**Information shown**
● ● ● ● ● ● ●
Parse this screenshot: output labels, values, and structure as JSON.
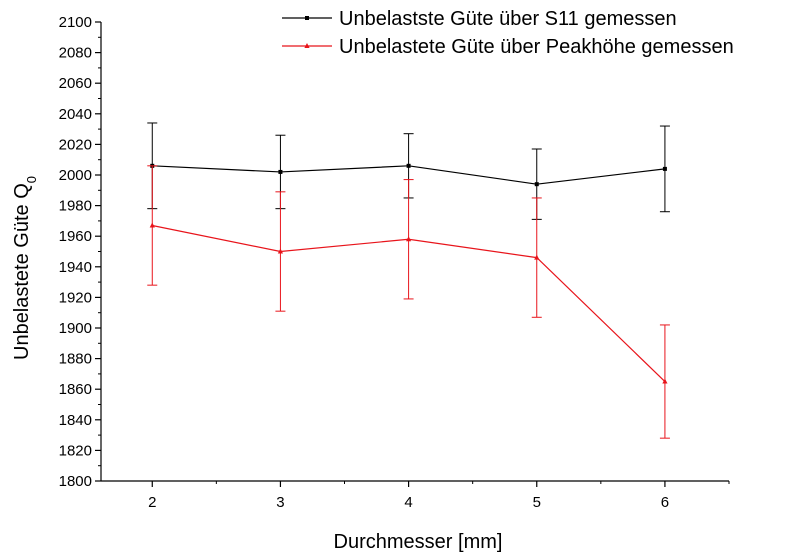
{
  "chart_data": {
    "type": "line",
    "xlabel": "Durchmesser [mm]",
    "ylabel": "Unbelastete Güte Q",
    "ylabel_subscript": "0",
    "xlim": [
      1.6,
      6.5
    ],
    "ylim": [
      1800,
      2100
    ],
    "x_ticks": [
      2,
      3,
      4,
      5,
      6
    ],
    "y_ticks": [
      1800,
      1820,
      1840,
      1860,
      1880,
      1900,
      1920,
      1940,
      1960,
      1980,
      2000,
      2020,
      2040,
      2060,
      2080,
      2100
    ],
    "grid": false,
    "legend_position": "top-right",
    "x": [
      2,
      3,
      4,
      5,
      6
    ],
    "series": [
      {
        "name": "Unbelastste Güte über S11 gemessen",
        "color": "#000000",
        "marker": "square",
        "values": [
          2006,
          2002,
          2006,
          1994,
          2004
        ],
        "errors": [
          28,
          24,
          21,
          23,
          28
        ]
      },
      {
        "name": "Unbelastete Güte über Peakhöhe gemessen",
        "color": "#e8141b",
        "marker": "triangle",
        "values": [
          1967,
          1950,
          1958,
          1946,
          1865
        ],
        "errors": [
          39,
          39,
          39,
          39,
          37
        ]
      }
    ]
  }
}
● ● ● ● ● ● ●
**Task to carry out**
Read the data above and count the lines that include "Güte". Answer only with the count.

**Result of this task**
3